EXERCÍCIOS:
1. Imprima, sem nenhuma alteração, a parte do trecho sobre religião no Brasil que começa em "Ainda por longos" e segue até "política partidária .".
2. Localize nos dados todas as linhas que contêm a palavra "title" e copie cada uma delas. A diferença entre maiúsculas e minúsculas conta.

TRECHO DO DOCUMENTO:
+ + +

Um caso a ser destacado do Estado Novo, em 1939, é a existência do Departamento de Defesa da Fé, responsável por uma política de oposição ao protestantismo. Cabe enfatizar o aumento de adeptos do protestantismo no País nesse período. Dados do IBGE revelam que em 1940 os evangélicos correspondiam a 2,6% da população, e em 1950 tiveram um crescimento para 3,4%. Além da “invasão” protestante, a modernização acentuou o número de adeptos umbandistas nas classes populares e espíritas na classe média . Se vendo pressionada, a Igreja Católica criou órgãos de defesa da fé e da moralidade católica, a exemplo do Secretariado Nacional para a Defesa da Fé e da Moralidade.

Ainda por longos anos a Igreja Católica contou com a benevolência do Estado em prol de seus interesses. O pluralismo religioso no Brasil e a competição entre as principais religiões em debates nos anos de 1950 estavam longe de constituir um parâmetro de ação institucional dentro do campo religioso brasileiro. Este teria sua consolidação no último quarto do século com o processo de redemocratização, com o crescimento dos pentecostais e seu ingresso na tevê e política partidária .

+ + +

DADOS DO EXERCÍCIO:
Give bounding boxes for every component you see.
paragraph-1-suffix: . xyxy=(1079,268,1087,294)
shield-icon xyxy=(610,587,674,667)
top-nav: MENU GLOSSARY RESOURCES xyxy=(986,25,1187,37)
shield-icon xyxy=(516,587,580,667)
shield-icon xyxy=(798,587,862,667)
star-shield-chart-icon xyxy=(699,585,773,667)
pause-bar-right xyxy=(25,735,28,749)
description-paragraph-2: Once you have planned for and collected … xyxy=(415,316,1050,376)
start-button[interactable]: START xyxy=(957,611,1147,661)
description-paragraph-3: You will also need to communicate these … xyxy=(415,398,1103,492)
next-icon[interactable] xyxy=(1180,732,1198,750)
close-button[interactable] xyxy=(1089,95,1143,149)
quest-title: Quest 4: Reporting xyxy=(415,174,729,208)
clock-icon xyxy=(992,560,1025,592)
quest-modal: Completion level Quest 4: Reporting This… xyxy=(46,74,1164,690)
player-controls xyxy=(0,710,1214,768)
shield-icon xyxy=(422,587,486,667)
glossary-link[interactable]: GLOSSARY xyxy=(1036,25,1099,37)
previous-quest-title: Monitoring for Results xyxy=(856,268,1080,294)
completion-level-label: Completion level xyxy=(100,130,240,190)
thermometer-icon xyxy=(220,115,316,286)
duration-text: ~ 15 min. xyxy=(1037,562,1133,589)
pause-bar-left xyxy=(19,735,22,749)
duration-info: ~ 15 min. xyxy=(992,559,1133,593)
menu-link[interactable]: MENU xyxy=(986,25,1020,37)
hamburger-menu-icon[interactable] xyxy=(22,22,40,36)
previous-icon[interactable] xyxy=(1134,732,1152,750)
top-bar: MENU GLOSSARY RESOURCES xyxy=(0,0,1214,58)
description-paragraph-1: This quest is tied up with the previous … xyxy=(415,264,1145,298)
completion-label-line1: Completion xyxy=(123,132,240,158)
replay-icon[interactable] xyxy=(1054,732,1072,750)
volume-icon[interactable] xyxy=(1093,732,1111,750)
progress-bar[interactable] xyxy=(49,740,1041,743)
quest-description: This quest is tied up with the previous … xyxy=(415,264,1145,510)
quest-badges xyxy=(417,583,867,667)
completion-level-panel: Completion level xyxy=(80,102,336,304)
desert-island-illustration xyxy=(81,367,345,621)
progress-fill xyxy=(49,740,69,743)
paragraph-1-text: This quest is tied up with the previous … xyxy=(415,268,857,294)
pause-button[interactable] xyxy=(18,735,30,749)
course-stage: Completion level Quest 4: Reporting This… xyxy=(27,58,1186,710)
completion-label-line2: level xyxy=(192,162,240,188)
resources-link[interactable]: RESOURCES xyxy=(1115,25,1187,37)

+ + +

RESPOSTAS DADAS:
1.
Ainda por longos anos a Igreja Católica contou com a benevolência do Estado em prol de seus interesses. O pluralismo religioso no Brasil e a competição entre as principais religiões em debates nos anos de 1950 estavam longe de constituir um parâmetro de ação institucional dentro do campo religioso brasileiro. Este teria sua consolidação no último quarto do século com o processo de redemocratização, com o crescimento dos pentecostais e seu ingresso na tevê e política partidária .

2.
quest-title: Quest 4: Reporting xyxy=(415,174,729,208)
previous-quest-title: Monitoring for Results xyxy=(856,268,1080,294)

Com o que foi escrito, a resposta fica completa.